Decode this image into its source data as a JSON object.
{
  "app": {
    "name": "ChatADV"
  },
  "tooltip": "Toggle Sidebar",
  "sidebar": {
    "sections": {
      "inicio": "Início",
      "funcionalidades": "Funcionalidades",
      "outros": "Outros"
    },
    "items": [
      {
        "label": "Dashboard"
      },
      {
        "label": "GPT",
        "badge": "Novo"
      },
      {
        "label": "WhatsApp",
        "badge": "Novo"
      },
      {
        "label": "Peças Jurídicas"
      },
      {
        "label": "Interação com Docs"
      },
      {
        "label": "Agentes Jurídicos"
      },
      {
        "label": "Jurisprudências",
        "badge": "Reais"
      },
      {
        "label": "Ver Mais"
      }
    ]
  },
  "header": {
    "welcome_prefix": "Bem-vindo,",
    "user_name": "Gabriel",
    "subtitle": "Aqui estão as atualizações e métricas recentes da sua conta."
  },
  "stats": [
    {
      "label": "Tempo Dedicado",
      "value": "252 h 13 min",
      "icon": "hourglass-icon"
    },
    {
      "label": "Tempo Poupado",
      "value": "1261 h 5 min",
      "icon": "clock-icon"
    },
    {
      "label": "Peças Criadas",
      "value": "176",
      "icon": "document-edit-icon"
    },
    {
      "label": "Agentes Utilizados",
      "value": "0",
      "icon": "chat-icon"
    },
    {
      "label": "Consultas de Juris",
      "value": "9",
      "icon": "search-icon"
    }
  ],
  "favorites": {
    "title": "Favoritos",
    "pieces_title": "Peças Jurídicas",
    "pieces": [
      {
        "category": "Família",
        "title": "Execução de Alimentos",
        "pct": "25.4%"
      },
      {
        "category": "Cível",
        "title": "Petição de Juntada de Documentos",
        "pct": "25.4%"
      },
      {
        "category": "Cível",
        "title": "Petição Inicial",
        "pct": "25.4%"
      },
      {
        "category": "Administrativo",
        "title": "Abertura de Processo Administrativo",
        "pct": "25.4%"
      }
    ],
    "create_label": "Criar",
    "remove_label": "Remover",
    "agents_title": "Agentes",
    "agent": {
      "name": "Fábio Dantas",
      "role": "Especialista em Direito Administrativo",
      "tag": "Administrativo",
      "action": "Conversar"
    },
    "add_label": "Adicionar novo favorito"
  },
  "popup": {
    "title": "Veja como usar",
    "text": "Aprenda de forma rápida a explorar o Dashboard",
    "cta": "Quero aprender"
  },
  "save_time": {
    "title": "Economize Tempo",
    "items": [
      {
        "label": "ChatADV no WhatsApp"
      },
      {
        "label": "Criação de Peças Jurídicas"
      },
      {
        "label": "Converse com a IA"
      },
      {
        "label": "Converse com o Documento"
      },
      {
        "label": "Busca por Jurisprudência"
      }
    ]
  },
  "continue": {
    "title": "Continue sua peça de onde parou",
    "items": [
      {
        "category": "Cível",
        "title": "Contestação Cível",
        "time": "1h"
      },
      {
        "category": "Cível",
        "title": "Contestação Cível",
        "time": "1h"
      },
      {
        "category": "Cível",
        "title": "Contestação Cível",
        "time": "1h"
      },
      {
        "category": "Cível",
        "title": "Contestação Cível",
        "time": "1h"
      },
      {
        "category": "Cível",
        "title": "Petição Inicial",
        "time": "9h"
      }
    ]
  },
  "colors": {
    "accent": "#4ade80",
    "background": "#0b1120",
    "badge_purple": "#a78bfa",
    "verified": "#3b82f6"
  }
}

= = = =

_YOUR GOAL:_ All records above must be set down exactly, please.

_EXERCISE RESPONSE:_
Decode this image into its source data as a JSON object.
{
  "app": {
    "name": "ChatADV"
  },
  "tooltip": "Toggle Sidebar",
  "sidebar": {
    "sections": {
      "inicio": "Início",
      "funcionalidades": "Funcionalidades",
      "outros": "Outros"
    },
    "items": [
      {
        "label": "Dashboard"
      },
      {
        "label": "GPT",
        "badge": "Novo"
      },
      {
        "label": "WhatsApp",
        "badge": "Novo"
      },
      {
        "label": "Peças Jurídicas"
      },
      {
        "label": "Interação com Docs"
      },
      {
        "label": "Agentes Jurídicos"
      },
      {
        "label": "Jurisprudências",
        "badge": "Reais"
      },
      {
        "label": "Ver Mais"
      }
    ]
  },
  "header": {
    "welcome_prefix": "Bem-vindo,",
    "user_name": "Gabriel",
    "subtitle": "Aqui estão as atualizações e métricas recentes da sua conta."
  },
  "stats": [
    {
      "label": "Tempo Dedicado",
      "value": "252 h 13 min",
      "icon": "hourglass-icon"
    },
    {
      "label": "Tempo Poupado",
      "value": "1261 h 5 min",
      "icon": "clock-icon"
    },
    {
      "label": "Peças Criadas",
      "value": "176",
      "icon": "document-edit-icon"
    },
    {
      "label": "Agentes Utilizados",
      "value": "0",
      "icon": "chat-icon"
    },
    {
      "label": "Consultas de Juris",
      "value": "9",
      "icon": "search-icon"
    }
  ],
  "favorites": {
    "title": "Favoritos",
    "pieces_title": "Peças Jurídicas",
    "pieces": [
      {
        "category": "Família",
        "title": "Execução de Alimentos",
        "pct": "25.4%"
      },
      {
        "category": "Cível",
        "title": "Petição de Juntada de Documentos",
        "pct": "25.4%"
      },
      {
        "category": "Cível",
        "title": "Petição Inicial",
        "pct": "25.4%"
      },
      {
        "category": "Administrativo",
        "title": "Abertura de Processo Administrativo",
        "pct": "25.4%"
      }
    ],
    "create_label": "Criar",
    "remove_label": "Remover",
    "agents_title": "Agentes",
    "agent": {
      "name": "Fábio Dantas",
      "role": "Especialista em Direito Administrativo",
      "tag": "Administrativo",
      "action": "Conversar"
    },
    "add_label": "Adicionar novo favorito"
  },
  "popup": {
    "title": "Veja como usar",
    "text": "Aprenda de forma rápida a explorar o Dashboard",
    "cta": "Quero aprender"
  },
  "save_time": {
    "title": "Economize Tempo",
    "items": [
      {
        "label": "ChatADV no WhatsApp"
      },
      {
        "label": "Criação de Peças Jurídicas"
      },
      {
        "label": "Converse com a IA"
      },
      {
        "label": "Converse com o Documento"
      },
      {
        "label": "Busca por Jurisprudência"
      }
    ]
  },
  "continue": {
    "title": "Continue sua peça de onde parou",
    "items": [
      {
        "category": "Cível",
        "title": "Contestação Cível",
        "time": "1h"
      },
      {
        "category": "Cível",
        "title": "Contestação Cível",
        "time": "1h"
      },
      {
        "category": "Cível",
        "title": "Contestação Cível",
        "time": "1h"
      },
      {
        "category": "Cível",
        "title": "Contestação Cível",
        "time": "1h"
      },
      {
        "category": "Cível",
        "title": "Petição Inicial",
        "time": "9h"
      }
    ]
  },
  "colors": {
    "accent": "#4ade80",
    "background": "#0b1120",
    "badge_purple": "#a78bfa",
    "verified": "#3b82f6"
  }
}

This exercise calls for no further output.